* START Source records *
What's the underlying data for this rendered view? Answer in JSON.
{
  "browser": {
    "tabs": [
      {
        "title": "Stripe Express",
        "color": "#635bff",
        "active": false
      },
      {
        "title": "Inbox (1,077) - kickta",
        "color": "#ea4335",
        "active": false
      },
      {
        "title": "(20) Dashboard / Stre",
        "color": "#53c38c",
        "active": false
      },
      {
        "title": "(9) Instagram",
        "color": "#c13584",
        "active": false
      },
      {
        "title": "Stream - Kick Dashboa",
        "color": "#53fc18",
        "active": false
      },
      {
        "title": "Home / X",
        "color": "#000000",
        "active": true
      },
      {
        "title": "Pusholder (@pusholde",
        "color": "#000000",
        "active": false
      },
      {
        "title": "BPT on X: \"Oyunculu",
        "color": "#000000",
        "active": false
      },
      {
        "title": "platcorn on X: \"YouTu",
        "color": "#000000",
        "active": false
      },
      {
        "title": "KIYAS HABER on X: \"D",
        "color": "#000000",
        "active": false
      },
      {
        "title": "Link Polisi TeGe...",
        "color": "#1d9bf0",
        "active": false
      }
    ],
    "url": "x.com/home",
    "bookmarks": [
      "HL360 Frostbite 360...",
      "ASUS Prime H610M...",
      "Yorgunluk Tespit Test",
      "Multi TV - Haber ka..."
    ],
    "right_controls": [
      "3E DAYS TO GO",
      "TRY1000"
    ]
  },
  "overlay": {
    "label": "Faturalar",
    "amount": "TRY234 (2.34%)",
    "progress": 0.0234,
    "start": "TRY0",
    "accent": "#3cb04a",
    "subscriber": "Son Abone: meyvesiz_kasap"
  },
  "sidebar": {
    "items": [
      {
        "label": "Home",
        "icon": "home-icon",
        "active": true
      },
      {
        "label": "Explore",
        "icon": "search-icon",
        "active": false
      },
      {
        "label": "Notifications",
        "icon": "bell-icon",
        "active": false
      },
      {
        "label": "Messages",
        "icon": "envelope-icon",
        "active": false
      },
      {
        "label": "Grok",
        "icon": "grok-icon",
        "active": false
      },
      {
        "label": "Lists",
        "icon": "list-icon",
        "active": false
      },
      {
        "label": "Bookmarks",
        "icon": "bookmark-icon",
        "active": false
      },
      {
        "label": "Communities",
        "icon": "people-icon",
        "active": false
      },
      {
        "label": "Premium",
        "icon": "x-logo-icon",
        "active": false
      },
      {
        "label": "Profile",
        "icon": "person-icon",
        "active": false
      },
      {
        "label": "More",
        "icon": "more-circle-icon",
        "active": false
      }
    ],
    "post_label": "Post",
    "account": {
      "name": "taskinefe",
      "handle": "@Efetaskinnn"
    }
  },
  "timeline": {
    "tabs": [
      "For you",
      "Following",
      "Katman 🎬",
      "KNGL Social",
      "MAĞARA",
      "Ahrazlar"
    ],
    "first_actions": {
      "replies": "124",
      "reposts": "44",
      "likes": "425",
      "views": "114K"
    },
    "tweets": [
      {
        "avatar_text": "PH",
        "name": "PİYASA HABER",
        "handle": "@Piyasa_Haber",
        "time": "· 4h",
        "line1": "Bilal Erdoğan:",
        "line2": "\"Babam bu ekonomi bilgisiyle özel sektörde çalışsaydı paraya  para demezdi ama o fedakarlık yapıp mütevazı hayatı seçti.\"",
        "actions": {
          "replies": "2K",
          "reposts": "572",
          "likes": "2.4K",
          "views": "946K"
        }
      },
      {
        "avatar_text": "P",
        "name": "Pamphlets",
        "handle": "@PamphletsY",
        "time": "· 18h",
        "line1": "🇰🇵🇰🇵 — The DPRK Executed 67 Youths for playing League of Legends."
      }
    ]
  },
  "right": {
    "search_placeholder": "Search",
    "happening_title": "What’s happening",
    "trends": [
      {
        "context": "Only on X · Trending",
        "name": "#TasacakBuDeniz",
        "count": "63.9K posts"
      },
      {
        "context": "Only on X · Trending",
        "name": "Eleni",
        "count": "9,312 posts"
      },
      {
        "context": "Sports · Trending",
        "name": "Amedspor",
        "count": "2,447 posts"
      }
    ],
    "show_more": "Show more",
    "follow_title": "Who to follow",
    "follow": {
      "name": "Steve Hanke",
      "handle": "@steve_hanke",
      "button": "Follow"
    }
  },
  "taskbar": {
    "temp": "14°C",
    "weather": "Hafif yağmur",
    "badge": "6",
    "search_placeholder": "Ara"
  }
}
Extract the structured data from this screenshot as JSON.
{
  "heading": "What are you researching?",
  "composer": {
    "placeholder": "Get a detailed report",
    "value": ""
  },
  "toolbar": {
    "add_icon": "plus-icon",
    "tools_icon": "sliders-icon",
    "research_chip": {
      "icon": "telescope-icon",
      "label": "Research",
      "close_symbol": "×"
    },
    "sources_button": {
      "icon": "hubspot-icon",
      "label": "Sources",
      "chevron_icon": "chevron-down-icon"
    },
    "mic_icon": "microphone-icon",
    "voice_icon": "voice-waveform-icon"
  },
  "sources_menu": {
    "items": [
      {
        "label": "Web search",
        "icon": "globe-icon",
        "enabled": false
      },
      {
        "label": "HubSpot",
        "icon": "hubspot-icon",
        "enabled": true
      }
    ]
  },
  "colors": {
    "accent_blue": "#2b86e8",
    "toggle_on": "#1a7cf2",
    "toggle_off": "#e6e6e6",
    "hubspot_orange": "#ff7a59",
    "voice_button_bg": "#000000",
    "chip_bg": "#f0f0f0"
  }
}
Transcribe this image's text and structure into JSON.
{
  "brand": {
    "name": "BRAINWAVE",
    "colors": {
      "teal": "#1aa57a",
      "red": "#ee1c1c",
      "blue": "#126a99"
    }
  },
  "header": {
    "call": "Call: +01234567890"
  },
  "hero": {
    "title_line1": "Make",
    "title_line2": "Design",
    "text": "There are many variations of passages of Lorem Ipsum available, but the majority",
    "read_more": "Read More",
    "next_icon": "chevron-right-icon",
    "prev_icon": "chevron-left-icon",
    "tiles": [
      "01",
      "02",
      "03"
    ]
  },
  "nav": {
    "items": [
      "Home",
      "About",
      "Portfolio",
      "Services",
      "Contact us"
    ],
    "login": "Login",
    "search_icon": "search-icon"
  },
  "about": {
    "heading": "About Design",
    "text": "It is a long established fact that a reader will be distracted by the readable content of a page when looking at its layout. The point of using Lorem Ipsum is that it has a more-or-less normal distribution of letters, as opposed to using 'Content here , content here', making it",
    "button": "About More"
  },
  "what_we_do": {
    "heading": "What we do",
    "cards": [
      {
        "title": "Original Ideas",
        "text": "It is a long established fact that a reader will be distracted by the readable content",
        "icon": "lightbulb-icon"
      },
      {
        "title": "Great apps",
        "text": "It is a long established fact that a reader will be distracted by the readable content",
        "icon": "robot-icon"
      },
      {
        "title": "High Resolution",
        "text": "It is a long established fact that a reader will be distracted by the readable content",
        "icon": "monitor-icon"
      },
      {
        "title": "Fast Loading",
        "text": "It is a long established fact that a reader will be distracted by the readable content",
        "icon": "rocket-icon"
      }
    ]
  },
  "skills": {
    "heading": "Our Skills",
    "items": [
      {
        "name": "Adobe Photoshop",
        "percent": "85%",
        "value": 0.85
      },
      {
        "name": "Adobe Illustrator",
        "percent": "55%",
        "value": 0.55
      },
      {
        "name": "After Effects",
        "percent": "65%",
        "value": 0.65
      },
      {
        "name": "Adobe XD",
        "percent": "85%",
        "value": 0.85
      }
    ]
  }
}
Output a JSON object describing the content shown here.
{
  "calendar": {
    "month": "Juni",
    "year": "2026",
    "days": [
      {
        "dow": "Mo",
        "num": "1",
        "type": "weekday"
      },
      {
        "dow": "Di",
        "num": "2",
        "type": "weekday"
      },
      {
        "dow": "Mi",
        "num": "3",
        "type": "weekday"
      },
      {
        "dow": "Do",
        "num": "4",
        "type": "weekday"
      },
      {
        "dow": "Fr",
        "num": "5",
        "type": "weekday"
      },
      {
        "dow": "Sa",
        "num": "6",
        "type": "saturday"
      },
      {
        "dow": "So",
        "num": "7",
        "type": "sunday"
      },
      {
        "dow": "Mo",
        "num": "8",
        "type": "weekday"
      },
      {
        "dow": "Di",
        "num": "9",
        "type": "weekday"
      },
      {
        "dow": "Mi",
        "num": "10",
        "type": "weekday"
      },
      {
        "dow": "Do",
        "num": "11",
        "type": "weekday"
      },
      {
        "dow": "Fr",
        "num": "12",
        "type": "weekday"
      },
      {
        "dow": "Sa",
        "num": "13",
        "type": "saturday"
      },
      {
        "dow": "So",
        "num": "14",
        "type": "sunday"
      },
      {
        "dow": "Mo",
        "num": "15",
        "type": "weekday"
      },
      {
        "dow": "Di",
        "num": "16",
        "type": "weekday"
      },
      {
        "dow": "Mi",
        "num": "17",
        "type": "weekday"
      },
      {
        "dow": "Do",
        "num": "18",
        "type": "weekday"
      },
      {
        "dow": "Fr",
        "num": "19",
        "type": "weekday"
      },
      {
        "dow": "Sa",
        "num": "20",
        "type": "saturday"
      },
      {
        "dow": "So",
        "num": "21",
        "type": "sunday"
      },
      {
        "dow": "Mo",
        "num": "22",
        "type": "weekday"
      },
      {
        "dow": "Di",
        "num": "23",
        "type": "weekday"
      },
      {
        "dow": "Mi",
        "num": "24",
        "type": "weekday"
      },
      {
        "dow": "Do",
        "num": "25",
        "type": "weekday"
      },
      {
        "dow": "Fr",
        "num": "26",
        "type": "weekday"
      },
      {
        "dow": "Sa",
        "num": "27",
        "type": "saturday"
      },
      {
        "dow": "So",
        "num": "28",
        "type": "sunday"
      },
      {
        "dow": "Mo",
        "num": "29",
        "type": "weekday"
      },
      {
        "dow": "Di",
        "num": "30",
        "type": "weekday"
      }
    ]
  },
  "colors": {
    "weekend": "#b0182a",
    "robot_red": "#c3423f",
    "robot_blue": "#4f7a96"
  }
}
* END Source records *
▶ [Exercise goal] Pick out each line that holds the string "Adobe".

▶ [Solution]
        "name": "Adobe Photoshop",
        "name": "Adobe Illustrator",
        "name": "Adobe XD",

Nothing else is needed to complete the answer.